*** Supplied records

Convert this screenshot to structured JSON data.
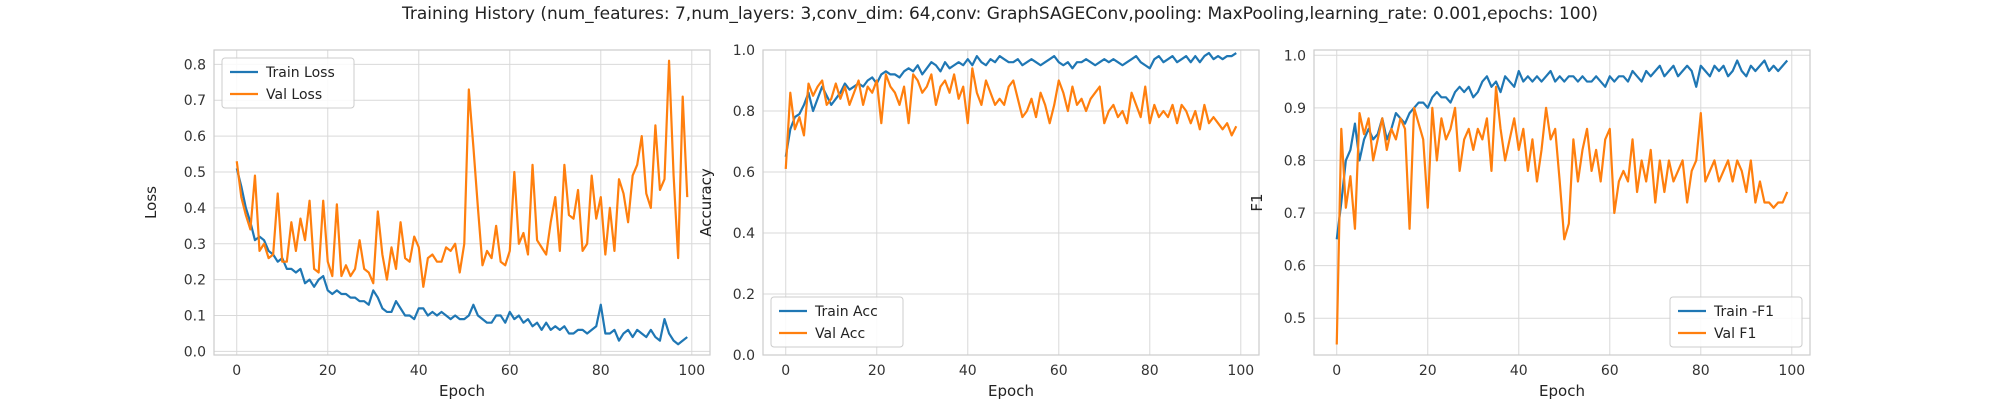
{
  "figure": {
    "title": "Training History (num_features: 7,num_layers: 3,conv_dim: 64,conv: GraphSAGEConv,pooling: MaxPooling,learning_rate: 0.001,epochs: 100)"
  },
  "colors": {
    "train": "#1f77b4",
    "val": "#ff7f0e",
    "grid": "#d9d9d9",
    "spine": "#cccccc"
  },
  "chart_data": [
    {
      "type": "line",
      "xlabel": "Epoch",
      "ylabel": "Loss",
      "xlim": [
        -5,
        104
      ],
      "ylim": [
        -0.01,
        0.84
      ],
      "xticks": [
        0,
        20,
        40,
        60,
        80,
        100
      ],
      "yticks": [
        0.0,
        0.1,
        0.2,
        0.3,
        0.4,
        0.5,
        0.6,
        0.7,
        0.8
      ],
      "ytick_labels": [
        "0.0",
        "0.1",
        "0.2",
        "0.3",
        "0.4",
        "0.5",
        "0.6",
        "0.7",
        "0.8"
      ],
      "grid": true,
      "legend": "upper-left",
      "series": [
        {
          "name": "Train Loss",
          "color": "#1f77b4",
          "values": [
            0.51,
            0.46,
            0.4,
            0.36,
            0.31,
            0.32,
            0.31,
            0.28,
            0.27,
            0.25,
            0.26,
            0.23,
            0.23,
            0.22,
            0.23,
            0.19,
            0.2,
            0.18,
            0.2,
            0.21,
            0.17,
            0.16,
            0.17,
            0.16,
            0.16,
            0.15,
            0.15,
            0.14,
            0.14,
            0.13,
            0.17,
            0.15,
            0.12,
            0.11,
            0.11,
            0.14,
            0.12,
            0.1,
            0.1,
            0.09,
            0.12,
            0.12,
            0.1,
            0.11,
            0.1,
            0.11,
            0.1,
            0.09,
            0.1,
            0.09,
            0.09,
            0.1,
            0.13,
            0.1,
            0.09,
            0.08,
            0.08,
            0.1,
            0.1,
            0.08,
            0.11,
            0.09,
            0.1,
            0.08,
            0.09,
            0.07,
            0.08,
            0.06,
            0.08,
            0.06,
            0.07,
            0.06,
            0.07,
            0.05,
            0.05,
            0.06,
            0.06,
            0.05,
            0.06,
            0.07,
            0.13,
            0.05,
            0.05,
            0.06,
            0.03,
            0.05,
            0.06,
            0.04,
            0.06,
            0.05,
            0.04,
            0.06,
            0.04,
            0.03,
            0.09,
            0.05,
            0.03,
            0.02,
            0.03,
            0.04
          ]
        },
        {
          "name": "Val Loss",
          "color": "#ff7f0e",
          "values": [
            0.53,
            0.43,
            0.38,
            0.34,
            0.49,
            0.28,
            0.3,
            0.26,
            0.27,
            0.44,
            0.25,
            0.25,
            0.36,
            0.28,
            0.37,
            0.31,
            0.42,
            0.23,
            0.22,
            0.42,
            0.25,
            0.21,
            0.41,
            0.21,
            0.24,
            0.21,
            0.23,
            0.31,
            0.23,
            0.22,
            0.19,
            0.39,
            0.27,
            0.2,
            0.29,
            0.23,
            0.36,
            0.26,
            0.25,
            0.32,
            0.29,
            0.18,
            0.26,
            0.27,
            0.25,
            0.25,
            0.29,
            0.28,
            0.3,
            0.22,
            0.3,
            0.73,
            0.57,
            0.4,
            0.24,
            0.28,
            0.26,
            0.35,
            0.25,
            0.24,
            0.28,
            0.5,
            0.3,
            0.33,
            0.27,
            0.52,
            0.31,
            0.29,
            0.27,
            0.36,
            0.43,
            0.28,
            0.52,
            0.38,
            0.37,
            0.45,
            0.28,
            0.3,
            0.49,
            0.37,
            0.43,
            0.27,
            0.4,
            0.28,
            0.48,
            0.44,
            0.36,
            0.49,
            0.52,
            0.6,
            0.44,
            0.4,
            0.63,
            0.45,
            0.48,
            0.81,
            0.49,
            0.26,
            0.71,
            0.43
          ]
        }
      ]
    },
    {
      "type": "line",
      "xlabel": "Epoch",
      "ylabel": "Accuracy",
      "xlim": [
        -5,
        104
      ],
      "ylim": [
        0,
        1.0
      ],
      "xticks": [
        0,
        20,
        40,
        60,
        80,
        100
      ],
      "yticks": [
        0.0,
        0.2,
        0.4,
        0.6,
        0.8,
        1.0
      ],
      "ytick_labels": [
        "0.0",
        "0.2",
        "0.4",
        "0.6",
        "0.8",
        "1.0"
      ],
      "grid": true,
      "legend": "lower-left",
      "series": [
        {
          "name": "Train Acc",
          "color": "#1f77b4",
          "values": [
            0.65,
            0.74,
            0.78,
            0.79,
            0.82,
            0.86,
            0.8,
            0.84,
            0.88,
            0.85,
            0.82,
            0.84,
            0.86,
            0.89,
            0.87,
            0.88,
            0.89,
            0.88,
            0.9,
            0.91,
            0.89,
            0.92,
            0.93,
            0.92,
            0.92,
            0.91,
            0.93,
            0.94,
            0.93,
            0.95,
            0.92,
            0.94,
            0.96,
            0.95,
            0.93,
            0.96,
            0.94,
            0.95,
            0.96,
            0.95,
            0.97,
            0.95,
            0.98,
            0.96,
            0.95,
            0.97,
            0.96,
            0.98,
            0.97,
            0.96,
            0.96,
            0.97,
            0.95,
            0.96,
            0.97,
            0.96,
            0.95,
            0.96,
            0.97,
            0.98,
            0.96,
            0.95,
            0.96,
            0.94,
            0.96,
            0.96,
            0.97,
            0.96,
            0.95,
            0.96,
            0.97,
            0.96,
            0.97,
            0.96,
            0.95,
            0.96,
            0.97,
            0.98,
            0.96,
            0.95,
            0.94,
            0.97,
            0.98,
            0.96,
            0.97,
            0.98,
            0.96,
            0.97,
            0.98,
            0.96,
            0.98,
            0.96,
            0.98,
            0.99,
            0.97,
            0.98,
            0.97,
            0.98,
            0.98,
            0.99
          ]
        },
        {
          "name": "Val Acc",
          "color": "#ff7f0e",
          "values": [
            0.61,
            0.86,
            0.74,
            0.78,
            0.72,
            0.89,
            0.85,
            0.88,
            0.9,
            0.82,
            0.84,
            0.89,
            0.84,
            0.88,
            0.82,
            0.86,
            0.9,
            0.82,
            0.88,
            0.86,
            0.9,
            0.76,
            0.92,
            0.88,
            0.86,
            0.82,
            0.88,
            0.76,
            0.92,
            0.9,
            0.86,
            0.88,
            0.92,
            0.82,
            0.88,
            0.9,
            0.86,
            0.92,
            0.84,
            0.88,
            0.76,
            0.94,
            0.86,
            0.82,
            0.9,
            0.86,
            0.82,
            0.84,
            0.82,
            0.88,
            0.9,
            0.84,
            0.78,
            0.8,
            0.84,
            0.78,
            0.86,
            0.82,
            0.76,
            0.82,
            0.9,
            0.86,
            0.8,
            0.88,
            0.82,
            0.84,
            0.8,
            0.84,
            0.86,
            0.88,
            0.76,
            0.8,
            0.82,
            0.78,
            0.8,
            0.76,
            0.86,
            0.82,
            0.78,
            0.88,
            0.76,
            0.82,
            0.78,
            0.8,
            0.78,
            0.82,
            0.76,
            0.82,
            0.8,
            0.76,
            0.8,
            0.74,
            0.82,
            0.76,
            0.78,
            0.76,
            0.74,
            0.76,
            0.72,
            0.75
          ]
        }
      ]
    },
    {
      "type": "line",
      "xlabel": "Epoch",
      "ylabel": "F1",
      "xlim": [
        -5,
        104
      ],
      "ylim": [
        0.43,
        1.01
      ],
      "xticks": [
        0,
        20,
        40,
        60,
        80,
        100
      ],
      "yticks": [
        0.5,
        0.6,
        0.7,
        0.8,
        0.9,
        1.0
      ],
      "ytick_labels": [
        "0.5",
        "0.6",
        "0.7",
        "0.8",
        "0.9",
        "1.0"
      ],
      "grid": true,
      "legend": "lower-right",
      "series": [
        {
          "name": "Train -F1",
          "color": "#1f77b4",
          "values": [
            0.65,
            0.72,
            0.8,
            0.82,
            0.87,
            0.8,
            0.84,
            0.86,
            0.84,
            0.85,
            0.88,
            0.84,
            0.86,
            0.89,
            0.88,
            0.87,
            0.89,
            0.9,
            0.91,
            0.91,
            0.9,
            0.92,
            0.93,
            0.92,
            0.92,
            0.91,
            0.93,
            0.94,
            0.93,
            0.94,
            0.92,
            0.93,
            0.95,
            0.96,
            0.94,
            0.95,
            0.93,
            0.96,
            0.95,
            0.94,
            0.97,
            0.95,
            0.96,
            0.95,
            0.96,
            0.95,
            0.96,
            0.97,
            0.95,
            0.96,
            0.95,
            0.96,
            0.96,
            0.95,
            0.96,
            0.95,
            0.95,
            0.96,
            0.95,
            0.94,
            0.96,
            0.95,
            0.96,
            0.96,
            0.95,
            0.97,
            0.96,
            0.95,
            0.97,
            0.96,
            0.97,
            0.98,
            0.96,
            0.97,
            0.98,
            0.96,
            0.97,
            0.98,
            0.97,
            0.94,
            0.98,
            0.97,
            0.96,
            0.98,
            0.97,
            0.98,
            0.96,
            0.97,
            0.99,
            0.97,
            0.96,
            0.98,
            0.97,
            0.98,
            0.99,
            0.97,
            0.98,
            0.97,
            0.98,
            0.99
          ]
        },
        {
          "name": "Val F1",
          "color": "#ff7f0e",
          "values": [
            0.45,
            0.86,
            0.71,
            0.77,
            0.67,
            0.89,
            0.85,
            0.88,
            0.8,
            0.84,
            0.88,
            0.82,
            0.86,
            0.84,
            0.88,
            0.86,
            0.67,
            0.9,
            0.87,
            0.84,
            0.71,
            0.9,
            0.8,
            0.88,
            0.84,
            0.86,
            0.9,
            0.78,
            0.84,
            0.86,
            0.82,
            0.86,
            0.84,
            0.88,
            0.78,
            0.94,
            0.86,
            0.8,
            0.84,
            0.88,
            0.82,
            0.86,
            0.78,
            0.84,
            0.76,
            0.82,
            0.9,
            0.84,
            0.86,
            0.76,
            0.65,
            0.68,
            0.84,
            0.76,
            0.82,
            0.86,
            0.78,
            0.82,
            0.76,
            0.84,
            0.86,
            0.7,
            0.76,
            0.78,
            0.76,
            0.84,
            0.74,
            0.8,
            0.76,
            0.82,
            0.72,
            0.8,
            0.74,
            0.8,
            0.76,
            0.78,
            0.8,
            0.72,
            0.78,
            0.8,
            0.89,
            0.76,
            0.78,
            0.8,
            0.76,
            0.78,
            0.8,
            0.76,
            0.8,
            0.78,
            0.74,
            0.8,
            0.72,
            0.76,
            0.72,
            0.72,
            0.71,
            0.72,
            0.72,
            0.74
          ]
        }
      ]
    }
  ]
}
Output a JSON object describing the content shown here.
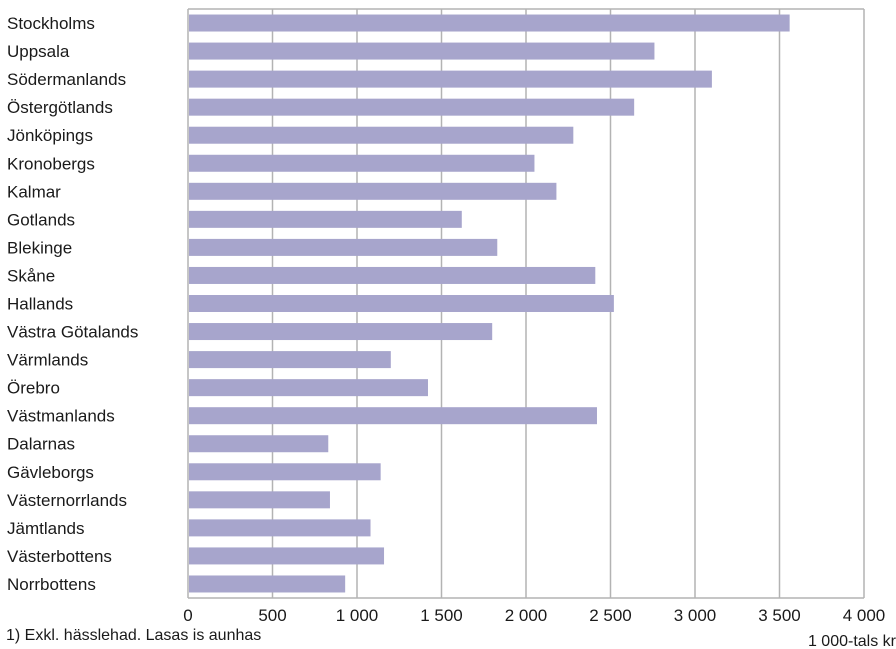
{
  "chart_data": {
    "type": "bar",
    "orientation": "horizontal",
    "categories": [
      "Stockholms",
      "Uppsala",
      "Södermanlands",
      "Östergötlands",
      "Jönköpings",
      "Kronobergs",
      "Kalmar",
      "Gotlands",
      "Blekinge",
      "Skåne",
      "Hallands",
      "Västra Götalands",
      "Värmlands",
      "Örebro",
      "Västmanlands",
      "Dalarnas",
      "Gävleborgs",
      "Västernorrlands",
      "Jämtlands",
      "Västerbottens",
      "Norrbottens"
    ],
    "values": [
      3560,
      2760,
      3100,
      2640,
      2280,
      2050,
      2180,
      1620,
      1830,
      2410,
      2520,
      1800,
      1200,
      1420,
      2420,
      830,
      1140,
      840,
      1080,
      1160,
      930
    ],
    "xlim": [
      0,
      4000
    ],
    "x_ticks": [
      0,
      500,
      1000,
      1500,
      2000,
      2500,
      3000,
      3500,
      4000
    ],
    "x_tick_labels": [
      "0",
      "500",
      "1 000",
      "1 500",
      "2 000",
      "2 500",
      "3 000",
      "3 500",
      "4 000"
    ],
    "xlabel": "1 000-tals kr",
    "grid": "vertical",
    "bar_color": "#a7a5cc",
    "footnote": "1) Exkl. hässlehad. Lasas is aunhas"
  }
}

******

▶ **To be done**
Pull out all lines in the data above that include "legend".

▶ **Answer below**
      "legend": "upper-left",
      "legend": "lower-left",
      "legend": "lower-right",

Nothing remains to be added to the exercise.